— Start of Material shown —

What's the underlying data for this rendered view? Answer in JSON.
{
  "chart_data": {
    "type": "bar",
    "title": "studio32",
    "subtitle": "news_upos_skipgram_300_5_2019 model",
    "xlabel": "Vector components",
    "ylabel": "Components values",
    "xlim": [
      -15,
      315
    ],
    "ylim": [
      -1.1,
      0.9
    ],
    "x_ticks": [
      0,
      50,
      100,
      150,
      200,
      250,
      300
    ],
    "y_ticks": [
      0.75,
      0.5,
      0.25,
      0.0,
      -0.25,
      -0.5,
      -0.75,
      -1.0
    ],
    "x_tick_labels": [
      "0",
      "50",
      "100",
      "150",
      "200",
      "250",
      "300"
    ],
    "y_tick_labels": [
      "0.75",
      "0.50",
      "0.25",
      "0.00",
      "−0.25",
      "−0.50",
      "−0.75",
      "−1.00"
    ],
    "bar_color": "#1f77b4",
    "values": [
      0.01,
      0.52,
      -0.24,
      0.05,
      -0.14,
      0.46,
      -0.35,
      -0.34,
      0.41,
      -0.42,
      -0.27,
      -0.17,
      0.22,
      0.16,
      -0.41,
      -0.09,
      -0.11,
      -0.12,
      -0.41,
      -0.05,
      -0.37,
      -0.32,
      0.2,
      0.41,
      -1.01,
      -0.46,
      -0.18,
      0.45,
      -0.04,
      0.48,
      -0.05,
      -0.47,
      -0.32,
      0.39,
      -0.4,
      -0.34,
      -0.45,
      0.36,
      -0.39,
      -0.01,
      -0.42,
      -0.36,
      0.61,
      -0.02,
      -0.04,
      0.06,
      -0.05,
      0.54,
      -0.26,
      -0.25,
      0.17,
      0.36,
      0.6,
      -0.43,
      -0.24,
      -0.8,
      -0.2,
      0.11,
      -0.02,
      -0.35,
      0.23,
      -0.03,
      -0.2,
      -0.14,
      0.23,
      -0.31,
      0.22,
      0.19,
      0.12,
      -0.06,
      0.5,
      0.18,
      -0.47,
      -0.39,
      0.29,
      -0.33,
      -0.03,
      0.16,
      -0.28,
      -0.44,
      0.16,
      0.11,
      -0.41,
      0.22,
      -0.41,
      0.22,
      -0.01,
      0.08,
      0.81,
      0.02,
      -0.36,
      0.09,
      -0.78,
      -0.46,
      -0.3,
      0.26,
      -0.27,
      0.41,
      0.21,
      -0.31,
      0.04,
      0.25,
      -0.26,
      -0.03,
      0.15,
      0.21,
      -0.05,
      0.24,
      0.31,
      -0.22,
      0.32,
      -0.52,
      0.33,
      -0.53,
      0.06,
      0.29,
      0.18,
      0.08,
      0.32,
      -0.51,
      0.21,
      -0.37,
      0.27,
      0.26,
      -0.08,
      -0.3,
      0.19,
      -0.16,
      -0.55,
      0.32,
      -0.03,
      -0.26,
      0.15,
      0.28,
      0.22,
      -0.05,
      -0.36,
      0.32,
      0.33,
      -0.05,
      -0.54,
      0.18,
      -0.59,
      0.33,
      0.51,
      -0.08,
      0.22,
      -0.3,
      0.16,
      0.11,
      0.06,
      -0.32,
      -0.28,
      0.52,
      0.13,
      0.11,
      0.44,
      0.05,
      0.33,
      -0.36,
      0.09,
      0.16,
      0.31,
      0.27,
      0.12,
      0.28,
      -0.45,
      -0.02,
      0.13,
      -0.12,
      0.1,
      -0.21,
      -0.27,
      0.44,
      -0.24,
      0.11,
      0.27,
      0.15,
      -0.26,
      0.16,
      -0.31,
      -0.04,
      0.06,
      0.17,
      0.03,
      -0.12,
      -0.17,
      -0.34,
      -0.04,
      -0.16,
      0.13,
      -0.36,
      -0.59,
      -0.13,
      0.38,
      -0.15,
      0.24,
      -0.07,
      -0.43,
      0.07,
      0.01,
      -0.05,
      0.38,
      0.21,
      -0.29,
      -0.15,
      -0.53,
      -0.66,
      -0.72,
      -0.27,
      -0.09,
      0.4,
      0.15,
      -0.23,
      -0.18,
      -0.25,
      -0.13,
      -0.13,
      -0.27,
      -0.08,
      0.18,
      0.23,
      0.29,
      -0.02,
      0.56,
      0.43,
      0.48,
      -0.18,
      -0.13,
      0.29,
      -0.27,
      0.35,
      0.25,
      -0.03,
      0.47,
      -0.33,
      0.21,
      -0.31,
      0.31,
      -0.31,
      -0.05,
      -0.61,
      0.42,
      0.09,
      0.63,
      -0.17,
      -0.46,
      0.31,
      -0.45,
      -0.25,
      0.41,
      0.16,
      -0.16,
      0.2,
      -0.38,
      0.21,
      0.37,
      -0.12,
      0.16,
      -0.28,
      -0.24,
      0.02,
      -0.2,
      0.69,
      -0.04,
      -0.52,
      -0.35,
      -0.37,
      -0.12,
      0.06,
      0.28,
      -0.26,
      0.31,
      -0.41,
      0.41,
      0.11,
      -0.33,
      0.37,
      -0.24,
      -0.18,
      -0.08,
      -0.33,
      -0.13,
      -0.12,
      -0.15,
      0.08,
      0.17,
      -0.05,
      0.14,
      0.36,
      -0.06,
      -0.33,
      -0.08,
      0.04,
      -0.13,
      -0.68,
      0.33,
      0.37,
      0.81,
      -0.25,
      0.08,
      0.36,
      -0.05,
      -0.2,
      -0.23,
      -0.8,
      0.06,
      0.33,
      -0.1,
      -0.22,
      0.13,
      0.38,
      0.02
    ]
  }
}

— End of Material shown —

→ **Objective**: Each line must be given again exactly as written above.

→ **Solution to this problem**:
What's the underlying data for this rendered view? Answer in JSON.
{
  "chart_data": {
    "type": "bar",
    "title": "studio32",
    "subtitle": "news_upos_skipgram_300_5_2019 model",
    "xlabel": "Vector components",
    "ylabel": "Components values",
    "xlim": [
      -15,
      315
    ],
    "ylim": [
      -1.1,
      0.9
    ],
    "x_ticks": [
      0,
      50,
      100,
      150,
      200,
      250,
      300
    ],
    "y_ticks": [
      0.75,
      0.5,
      0.25,
      0.0,
      -0.25,
      -0.5,
      -0.75,
      -1.0
    ],
    "x_tick_labels": [
      "0",
      "50",
      "100",
      "150",
      "200",
      "250",
      "300"
    ],
    "y_tick_labels": [
      "0.75",
      "0.50",
      "0.25",
      "0.00",
      "−0.25",
      "−0.50",
      "−0.75",
      "−1.00"
    ],
    "bar_color": "#1f77b4",
    "values": [
      0.01,
      0.52,
      -0.24,
      0.05,
      -0.14,
      0.46,
      -0.35,
      -0.34,
      0.41,
      -0.42,
      -0.27,
      -0.17,
      0.22,
      0.16,
      -0.41,
      -0.09,
      -0.11,
      -0.12,
      -0.41,
      -0.05,
      -0.37,
      -0.32,
      0.2,
      0.41,
      -1.01,
      -0.46,
      -0.18,
      0.45,
      -0.04,
      0.48,
      -0.05,
      -0.47,
      -0.32,
      0.39,
      -0.4,
      -0.34,
      -0.45,
      0.36,
      -0.39,
      -0.01,
      -0.42,
      -0.36,
      0.61,
      -0.02,
      -0.04,
      0.06,
      -0.05,
      0.54,
      -0.26,
      -0.25,
      0.17,
      0.36,
      0.6,
      -0.43,
      -0.24,
      -0.8,
      -0.2,
      0.11,
      -0.02,
      -0.35,
      0.23,
      -0.03,
      -0.2,
      -0.14,
      0.23,
      -0.31,
      0.22,
      0.19,
      0.12,
      -0.06,
      0.5,
      0.18,
      -0.47,
      -0.39,
      0.29,
      -0.33,
      -0.03,
      0.16,
      -0.28,
      -0.44,
      0.16,
      0.11,
      -0.41,
      0.22,
      -0.41,
      0.22,
      -0.01,
      0.08,
      0.81,
      0.02,
      -0.36,
      0.09,
      -0.78,
      -0.46,
      -0.3,
      0.26,
      -0.27,
      0.41,
      0.21,
      -0.31,
      0.04,
      0.25,
      -0.26,
      -0.03,
      0.15,
      0.21,
      -0.05,
      0.24,
      0.31,
      -0.22,
      0.32,
      -0.52,
      0.33,
      -0.53,
      0.06,
      0.29,
      0.18,
      0.08,
      0.32,
      -0.51,
      0.21,
      -0.37,
      0.27,
      0.26,
      -0.08,
      -0.3,
      0.19,
      -0.16,
      -0.55,
      0.32,
      -0.03,
      -0.26,
      0.15,
      0.28,
      0.22,
      -0.05,
      -0.36,
      0.32,
      0.33,
      -0.05,
      -0.54,
      0.18,
      -0.59,
      0.33,
      0.51,
      -0.08,
      0.22,
      -0.3,
      0.16,
      0.11,
      0.06,
      -0.32,
      -0.28,
      0.52,
      0.13,
      0.11,
      0.44,
      0.05,
      0.33,
      -0.36,
      0.09,
      0.16,
      0.31,
      0.27,
      0.12,
      0.28,
      -0.45,
      -0.02,
      0.13,
      -0.12,
      0.1,
      -0.21,
      -0.27,
      0.44,
      -0.24,
      0.11,
      0.27,
      0.15,
      -0.26,
      0.16,
      -0.31,
      -0.04,
      0.06,
      0.17,
      0.03,
      -0.12,
      -0.17,
      -0.34,
      -0.04,
      -0.16,
      0.13,
      -0.36,
      -0.59,
      -0.13,
      0.38,
      -0.15,
      0.24,
      -0.07,
      -0.43,
      0.07,
      0.01,
      -0.05,
      0.38,
      0.21,
      -0.29,
      -0.15,
      -0.53,
      -0.66,
      -0.72,
      -0.27,
      -0.09,
      0.4,
      0.15,
      -0.23,
      -0.18,
      -0.25,
      -0.13,
      -0.13,
      -0.27,
      -0.08,
      0.18,
      0.23,
      0.29,
      -0.02,
      0.56,
      0.43,
      0.48,
      -0.18,
      -0.13,
      0.29,
      -0.27,
      0.35,
      0.25,
      -0.03,
      0.47,
      -0.33,
      0.21,
      -0.31,
      0.31,
      -0.31,
      -0.05,
      -0.61,
      0.42,
      0.09,
      0.63,
      -0.17,
      -0.46,
      0.31,
      -0.45,
      -0.25,
      0.41,
      0.16,
      -0.16,
      0.2,
      -0.38,
      0.21,
      0.37,
      -0.12,
      0.16,
      -0.28,
      -0.24,
      0.02,
      -0.2,
      0.69,
      -0.04,
      -0.52,
      -0.35,
      -0.37,
      -0.12,
      0.06,
      0.28,
      -0.26,
      0.31,
      -0.41,
      0.41,
      0.11,
      -0.33,
      0.37,
      -0.24,
      -0.18,
      -0.08,
      -0.33,
      -0.13,
      -0.12,
      -0.15,
      0.08,
      0.17,
      -0.05,
      0.14,
      0.36,
      -0.06,
      -0.33,
      -0.08,
      0.04,
      -0.13,
      -0.68,
      0.33,
      0.37,
      0.81,
      -0.25,
      0.08,
      0.36,
      -0.05,
      -0.2,
      -0.23,
      -0.8,
      0.06,
      0.33,
      -0.1,
      -0.22,
      0.13,
      0.38,
      0.02
    ]
  }
}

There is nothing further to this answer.